> [EXERCISE TASK]
Starting at the first line of the listing and ending with the line that contains "- presentation-slide: 2018级小学教育专业毕业论文开题报告会", include both of those lines and rewrite all the lines in that range as a numbered list, leaving out any blank lines.

> [RECORDED DATA]
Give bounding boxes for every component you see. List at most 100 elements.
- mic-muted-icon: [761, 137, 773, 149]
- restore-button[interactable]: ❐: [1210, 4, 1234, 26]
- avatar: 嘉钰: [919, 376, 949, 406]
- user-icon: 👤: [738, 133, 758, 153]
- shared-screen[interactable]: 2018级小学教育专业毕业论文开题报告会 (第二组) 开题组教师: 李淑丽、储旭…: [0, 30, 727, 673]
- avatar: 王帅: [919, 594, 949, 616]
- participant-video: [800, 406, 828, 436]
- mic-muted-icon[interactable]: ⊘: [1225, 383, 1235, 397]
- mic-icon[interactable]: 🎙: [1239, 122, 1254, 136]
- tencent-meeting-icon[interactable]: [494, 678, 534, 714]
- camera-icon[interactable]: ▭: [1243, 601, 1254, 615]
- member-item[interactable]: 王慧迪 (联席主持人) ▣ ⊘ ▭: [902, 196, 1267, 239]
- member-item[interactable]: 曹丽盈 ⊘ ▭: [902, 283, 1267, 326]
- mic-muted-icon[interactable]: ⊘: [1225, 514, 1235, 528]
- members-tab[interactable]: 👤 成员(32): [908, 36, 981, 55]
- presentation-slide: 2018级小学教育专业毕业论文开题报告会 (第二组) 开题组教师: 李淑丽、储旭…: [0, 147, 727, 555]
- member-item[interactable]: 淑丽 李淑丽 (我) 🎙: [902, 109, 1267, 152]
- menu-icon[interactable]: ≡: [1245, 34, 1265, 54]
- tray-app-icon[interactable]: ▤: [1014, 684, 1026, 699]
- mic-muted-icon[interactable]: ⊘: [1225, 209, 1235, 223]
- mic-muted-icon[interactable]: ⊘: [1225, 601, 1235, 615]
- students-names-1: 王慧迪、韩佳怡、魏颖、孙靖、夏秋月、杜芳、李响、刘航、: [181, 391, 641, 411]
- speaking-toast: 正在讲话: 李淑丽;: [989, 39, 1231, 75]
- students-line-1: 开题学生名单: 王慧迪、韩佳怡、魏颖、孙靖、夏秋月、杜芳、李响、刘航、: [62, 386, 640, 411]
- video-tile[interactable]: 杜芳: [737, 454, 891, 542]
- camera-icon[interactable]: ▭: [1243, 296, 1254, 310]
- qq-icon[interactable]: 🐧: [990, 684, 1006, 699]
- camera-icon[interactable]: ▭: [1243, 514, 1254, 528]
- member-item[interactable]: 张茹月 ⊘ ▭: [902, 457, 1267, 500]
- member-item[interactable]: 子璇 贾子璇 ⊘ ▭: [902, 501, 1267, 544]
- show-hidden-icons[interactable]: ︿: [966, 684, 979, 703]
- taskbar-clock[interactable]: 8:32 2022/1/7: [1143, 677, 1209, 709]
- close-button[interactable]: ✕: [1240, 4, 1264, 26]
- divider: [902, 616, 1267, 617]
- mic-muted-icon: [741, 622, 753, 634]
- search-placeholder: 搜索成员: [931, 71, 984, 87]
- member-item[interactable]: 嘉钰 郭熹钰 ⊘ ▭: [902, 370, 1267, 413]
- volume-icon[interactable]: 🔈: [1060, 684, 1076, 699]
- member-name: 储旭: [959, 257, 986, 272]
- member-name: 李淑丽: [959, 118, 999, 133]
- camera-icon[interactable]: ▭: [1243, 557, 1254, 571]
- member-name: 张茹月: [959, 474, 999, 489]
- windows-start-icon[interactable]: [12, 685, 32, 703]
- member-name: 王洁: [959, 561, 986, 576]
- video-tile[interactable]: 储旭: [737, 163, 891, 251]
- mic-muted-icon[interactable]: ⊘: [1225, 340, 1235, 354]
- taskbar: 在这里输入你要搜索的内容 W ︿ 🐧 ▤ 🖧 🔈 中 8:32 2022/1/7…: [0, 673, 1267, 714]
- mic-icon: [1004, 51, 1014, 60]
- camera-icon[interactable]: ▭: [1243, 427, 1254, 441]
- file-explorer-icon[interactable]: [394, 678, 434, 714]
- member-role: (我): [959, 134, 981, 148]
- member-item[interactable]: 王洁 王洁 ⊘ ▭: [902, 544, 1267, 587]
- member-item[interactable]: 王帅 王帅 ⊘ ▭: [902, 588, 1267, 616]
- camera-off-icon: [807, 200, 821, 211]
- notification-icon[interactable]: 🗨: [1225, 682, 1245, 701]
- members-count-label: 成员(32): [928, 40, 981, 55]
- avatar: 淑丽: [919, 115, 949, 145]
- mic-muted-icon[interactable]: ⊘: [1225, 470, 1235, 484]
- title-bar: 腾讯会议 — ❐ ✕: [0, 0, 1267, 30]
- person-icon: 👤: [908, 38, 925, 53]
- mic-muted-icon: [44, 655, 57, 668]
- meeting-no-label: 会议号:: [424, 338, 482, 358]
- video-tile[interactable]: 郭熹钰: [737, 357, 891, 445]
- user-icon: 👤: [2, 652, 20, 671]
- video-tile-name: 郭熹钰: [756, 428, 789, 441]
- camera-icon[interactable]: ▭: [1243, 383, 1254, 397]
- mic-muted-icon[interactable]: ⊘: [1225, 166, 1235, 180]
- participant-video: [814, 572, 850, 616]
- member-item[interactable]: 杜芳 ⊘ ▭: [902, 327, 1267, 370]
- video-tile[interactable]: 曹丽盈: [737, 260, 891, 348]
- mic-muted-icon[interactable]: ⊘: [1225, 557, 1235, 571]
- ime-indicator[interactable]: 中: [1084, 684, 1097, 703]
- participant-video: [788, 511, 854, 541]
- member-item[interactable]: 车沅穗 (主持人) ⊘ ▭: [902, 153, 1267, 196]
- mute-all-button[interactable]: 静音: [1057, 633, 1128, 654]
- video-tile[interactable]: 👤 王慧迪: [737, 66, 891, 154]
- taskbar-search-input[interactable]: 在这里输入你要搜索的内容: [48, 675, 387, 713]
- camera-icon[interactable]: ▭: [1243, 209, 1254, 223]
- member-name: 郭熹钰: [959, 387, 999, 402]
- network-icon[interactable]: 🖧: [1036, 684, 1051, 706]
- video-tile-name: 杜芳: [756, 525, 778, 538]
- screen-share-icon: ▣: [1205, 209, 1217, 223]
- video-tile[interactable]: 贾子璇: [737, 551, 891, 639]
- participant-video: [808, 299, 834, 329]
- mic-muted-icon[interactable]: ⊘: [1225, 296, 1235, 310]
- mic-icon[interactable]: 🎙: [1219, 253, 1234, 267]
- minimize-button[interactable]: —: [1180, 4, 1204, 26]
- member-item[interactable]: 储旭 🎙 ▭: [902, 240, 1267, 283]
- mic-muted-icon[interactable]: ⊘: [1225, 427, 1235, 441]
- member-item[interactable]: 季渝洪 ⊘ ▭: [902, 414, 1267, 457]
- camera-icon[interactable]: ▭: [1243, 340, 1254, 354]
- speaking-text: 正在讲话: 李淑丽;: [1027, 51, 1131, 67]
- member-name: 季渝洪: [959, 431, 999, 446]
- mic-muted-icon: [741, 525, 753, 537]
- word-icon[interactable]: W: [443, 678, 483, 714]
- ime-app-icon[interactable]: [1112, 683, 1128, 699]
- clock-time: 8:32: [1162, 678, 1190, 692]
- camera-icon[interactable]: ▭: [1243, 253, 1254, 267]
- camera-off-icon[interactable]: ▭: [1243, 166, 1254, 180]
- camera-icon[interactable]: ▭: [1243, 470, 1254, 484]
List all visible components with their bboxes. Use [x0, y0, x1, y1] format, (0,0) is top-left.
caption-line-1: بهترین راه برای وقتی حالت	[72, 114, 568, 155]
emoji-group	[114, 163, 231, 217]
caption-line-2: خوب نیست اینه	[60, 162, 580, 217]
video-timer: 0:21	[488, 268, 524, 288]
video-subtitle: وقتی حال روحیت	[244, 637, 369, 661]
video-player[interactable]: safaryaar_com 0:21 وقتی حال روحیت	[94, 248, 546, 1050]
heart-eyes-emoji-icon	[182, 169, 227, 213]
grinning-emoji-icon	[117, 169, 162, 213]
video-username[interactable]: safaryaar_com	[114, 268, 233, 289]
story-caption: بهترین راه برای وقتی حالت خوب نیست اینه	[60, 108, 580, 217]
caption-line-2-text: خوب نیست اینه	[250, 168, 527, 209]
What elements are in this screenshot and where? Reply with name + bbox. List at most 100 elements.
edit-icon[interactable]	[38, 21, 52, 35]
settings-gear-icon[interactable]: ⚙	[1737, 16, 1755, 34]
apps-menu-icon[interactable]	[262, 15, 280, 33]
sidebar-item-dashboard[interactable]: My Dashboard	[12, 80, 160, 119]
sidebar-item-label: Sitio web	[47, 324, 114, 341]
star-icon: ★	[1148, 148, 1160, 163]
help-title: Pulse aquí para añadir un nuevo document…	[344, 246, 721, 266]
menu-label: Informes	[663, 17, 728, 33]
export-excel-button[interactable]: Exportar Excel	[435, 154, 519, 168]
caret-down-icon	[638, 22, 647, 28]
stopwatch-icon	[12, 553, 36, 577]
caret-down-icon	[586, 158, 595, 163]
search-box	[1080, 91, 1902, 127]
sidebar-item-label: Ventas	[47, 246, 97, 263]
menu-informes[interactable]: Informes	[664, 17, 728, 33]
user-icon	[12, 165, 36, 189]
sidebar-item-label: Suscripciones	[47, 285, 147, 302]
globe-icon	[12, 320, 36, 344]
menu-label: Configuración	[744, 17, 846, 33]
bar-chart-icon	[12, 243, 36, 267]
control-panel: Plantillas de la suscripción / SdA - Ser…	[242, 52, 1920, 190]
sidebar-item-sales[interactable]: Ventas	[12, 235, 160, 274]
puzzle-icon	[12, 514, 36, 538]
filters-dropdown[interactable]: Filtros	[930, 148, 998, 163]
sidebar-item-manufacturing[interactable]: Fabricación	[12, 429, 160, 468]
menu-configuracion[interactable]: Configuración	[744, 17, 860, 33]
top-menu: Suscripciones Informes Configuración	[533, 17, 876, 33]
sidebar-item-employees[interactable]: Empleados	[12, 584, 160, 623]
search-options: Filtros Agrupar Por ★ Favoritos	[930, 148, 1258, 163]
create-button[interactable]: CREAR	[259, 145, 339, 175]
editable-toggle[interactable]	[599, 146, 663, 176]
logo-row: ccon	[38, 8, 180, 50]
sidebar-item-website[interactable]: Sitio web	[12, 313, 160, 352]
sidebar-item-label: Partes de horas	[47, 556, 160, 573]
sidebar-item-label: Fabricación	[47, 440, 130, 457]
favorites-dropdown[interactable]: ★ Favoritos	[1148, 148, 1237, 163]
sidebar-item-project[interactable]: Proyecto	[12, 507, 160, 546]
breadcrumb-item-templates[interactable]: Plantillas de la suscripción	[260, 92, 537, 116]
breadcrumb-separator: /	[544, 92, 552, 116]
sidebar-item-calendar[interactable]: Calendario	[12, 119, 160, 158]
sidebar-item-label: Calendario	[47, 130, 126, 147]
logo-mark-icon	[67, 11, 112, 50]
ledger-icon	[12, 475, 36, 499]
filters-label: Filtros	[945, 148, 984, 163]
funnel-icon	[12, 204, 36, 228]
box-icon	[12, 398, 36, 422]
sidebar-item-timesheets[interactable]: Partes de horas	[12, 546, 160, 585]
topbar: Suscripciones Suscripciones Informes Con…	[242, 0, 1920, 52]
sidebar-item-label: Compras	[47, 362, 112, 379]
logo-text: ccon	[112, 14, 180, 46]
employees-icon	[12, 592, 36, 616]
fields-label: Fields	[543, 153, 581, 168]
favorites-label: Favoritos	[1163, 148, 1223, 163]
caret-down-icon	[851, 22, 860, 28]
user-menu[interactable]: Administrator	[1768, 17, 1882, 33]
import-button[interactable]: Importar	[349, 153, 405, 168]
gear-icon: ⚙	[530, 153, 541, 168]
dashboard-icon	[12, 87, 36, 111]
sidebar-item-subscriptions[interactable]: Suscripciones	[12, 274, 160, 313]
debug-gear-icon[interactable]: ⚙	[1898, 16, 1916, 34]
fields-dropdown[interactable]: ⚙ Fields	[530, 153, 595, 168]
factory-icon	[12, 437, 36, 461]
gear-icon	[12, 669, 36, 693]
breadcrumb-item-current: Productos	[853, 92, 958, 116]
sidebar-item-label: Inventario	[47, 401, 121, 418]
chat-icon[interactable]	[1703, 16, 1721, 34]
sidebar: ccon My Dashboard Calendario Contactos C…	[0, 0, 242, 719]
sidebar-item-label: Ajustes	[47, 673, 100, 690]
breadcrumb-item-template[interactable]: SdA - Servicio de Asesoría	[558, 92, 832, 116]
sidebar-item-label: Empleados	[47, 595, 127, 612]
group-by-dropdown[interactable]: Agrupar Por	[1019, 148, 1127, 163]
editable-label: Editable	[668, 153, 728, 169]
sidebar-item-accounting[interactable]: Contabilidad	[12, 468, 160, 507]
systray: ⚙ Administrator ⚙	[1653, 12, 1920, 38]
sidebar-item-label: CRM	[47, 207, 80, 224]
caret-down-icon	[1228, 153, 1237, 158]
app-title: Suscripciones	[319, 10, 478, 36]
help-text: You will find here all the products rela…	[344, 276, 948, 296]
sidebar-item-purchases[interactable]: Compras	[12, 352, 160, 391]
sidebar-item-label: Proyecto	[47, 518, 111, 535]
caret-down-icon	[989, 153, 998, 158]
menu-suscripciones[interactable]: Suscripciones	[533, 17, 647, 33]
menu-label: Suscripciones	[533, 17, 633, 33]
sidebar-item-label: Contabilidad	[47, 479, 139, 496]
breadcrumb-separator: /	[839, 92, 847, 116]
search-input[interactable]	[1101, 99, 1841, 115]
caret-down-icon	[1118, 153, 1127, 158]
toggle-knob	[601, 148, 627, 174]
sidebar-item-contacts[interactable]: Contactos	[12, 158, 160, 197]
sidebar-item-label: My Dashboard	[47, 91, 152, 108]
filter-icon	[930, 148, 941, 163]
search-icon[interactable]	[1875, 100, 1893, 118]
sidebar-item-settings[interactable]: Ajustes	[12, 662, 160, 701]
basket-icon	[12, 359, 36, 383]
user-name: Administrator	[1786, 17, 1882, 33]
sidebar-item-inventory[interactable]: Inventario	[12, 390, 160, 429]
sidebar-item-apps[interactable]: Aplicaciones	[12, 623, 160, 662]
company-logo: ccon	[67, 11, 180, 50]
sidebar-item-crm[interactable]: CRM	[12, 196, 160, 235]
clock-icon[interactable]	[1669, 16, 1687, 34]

> [TASK RESULT]
1. Give bounding boxes for every component you see. List at most 100 elements.
2. - mic-muted-icon: [761, 137, 773, 149]
3. - restore-button[interactable]: ❐: [1210, 4, 1234, 26]
4. - avatar: 嘉钰: [919, 376, 949, 406]
5. - user-icon: 👤: [738, 133, 758, 153]
6. - shared-screen[interactable]: 2018级小学教育专业毕业论文开题报告会 (第二组) 开题组教师: 李淑丽、储旭…: [0, 30, 727, 673]
7. - avatar: 王帅: [919, 594, 949, 616]
8. - participant-video: [800, 406, 828, 436]
9. - mic-muted-icon[interactable]: ⊘: [1225, 383, 1235, 397]
10. - mic-icon[interactable]: 🎙: [1239, 122, 1254, 136]
11. - tencent-meeting-icon[interactable]: [494, 678, 534, 714]
12. - camera-icon[interactable]: ▭: [1243, 601, 1254, 615]
13. - member-item[interactable]: 王慧迪 (联席主持人) ▣ ⊘ ▭: [902, 196, 1267, 239]
14. - member-item[interactable]: 曹丽盈 ⊘ ▭: [902, 283, 1267, 326]
15. - mic-muted-icon[interactable]: ⊘: [1225, 514, 1235, 528]
16. - members-tab[interactable]: 👤 成员(32): [908, 36, 981, 55]
17. - presentation-slide: 2018级小学教育专业毕业论文开题报告会 (第二组) 开题组教师: 李淑丽、储旭…: [0, 147, 727, 555]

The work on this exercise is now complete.